■ Objective ■
Where the string "that" occurs in the material below, report the whole line.

■ Entries provided ■

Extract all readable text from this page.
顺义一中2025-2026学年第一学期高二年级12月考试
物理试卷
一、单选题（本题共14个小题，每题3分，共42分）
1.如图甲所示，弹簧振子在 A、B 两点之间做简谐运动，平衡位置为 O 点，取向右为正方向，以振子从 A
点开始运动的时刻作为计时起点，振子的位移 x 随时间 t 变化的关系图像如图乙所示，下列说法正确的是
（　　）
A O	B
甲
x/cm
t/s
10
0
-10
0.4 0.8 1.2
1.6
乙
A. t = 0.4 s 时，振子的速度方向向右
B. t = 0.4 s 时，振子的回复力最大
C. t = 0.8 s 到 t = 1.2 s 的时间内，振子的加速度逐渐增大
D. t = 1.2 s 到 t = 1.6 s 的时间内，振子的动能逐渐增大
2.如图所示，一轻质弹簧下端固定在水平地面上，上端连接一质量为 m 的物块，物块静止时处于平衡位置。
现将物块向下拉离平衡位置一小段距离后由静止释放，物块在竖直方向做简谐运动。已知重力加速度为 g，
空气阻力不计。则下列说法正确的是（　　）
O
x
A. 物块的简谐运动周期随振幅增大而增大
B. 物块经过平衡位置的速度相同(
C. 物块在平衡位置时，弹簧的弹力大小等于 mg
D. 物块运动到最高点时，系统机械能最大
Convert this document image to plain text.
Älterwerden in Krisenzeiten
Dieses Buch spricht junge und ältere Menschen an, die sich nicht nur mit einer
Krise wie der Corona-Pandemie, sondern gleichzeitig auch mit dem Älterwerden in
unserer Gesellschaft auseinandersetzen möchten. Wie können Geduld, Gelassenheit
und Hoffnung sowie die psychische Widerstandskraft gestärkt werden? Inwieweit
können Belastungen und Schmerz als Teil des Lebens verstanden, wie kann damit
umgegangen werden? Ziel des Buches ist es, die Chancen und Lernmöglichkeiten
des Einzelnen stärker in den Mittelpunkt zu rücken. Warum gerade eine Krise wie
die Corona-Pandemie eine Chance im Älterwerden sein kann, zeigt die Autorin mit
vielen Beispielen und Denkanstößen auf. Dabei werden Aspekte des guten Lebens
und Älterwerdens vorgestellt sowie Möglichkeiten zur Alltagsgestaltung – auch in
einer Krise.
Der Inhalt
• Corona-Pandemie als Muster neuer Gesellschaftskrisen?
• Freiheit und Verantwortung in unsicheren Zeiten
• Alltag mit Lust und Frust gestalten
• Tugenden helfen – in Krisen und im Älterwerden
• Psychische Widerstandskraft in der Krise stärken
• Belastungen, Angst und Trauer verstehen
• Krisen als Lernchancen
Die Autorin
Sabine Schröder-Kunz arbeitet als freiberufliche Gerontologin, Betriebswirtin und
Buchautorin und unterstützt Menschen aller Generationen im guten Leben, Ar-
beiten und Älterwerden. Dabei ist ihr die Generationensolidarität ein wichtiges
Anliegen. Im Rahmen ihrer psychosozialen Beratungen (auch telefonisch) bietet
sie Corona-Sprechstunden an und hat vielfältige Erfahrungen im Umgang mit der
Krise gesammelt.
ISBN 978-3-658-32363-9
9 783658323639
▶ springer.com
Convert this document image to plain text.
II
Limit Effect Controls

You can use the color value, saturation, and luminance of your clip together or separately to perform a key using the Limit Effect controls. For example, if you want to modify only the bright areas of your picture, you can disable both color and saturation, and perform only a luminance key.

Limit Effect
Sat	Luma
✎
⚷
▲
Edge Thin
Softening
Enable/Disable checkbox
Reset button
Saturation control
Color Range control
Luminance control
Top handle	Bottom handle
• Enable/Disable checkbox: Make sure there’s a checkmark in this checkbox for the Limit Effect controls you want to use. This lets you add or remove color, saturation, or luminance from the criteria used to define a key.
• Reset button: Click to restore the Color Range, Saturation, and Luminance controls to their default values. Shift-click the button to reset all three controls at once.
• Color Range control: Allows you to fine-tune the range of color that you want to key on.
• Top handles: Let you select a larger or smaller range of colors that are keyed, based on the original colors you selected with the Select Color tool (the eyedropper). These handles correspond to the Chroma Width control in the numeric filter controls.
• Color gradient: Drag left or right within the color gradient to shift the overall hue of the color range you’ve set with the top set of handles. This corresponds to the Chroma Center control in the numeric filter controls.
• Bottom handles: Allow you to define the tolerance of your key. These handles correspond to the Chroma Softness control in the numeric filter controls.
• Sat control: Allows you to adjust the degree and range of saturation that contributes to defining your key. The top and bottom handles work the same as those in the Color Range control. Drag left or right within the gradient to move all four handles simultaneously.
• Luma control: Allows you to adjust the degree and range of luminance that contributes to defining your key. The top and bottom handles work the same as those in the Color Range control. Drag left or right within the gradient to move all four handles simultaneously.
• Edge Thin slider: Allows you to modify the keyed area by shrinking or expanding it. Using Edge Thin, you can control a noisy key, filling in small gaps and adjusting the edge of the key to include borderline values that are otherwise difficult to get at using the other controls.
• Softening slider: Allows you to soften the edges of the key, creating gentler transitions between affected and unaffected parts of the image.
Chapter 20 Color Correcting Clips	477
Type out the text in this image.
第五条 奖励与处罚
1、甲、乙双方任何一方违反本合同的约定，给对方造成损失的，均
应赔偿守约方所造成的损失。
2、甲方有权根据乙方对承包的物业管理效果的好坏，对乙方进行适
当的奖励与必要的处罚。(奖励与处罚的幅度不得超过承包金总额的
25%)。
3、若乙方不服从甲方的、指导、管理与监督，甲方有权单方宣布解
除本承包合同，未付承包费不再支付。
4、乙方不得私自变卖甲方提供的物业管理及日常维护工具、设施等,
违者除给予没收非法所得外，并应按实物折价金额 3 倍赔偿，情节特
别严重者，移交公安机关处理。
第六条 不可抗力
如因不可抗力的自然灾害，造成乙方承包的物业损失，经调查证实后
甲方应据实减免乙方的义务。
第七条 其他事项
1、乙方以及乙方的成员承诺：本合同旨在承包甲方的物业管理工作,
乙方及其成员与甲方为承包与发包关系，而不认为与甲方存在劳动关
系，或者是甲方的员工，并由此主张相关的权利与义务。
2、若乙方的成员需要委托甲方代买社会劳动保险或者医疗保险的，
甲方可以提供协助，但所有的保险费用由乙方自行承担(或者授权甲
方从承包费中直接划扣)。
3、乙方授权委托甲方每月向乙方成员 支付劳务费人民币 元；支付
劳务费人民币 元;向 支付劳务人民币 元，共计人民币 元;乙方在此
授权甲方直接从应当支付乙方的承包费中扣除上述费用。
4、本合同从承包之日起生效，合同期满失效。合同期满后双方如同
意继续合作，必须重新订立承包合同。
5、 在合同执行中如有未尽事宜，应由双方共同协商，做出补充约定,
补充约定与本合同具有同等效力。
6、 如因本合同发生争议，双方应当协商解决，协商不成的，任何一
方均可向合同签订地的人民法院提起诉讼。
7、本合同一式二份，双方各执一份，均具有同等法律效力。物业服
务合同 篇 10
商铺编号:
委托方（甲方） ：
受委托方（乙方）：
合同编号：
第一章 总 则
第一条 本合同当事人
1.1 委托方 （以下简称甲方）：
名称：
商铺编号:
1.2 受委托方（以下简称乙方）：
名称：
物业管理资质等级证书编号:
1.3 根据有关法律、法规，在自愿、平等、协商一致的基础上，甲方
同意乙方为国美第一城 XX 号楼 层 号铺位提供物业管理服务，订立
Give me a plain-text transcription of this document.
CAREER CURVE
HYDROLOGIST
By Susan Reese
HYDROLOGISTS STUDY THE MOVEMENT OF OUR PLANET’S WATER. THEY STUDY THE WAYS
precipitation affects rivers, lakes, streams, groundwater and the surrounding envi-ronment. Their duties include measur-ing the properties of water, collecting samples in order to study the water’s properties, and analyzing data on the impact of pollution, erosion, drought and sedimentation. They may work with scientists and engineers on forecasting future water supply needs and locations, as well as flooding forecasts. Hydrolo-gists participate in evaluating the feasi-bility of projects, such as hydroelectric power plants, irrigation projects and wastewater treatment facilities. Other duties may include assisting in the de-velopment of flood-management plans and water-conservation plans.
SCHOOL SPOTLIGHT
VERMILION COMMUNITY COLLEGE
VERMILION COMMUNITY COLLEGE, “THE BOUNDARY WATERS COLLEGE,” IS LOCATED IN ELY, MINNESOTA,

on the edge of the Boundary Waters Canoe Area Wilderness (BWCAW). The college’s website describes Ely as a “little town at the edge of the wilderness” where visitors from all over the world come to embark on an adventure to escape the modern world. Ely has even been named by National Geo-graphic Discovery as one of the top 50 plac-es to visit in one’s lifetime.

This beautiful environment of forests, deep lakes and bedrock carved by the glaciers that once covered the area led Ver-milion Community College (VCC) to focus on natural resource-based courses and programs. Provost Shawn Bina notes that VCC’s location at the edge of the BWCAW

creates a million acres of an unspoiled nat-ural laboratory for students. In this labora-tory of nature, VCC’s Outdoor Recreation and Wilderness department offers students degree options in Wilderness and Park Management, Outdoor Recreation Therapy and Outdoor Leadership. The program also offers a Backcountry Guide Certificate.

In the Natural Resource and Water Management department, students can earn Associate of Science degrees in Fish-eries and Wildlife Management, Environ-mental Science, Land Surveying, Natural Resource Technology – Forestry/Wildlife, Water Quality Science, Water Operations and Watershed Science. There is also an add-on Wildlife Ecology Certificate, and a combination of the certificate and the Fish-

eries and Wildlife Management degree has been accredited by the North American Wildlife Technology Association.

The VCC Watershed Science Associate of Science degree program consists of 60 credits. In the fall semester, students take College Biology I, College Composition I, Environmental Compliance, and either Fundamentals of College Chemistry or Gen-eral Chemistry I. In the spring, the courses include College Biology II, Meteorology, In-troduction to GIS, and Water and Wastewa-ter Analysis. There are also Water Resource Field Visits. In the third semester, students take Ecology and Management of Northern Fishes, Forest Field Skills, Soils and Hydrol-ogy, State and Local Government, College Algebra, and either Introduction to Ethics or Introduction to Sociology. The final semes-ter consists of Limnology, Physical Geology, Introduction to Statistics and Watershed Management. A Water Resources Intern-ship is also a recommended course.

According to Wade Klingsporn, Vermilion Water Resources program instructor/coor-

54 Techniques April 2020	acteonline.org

■ Problem solution ■
• Color Range control: Allows you to fine-tune the range of color that you want to key on.
• Top handles: Let you select a larger or smaller range of colors that are keyed, based on the original colors you selected with the Select Color tool (the eyedropper). These handles correspond to the Chroma Width control in the numeric filter controls.
• Sat control: Allows you to adjust the degree and range of saturation that contributes to defining your key. The top and bottom handles work the same as those in the Color Range control. Drag left or right within the gradient to move all four handles simultaneously.
• Luma control: Allows you to adjust the degree and range of luminance that contributes to defining your key. The top and bottom handles work the same as those in the Color Range control. Drag left or right within the gradient to move all four handles simultaneously.
• Edge Thin slider: Allows you to modify the keyed area by shrinking or expanding it. Using Edge Thin, you can control a noisy key, filling in small gaps and adjusting the edge of the key to include borderline values that are otherwise difficult to get at using the other controls.
This beautiful environment of forests, deep lakes and bedrock carved by the glaciers that once covered the area led Ver-milion Community College (VCC) to focus on natural resource-based courses and programs. Provost Shawn Bina notes that VCC’s location at the edge of the BWCAW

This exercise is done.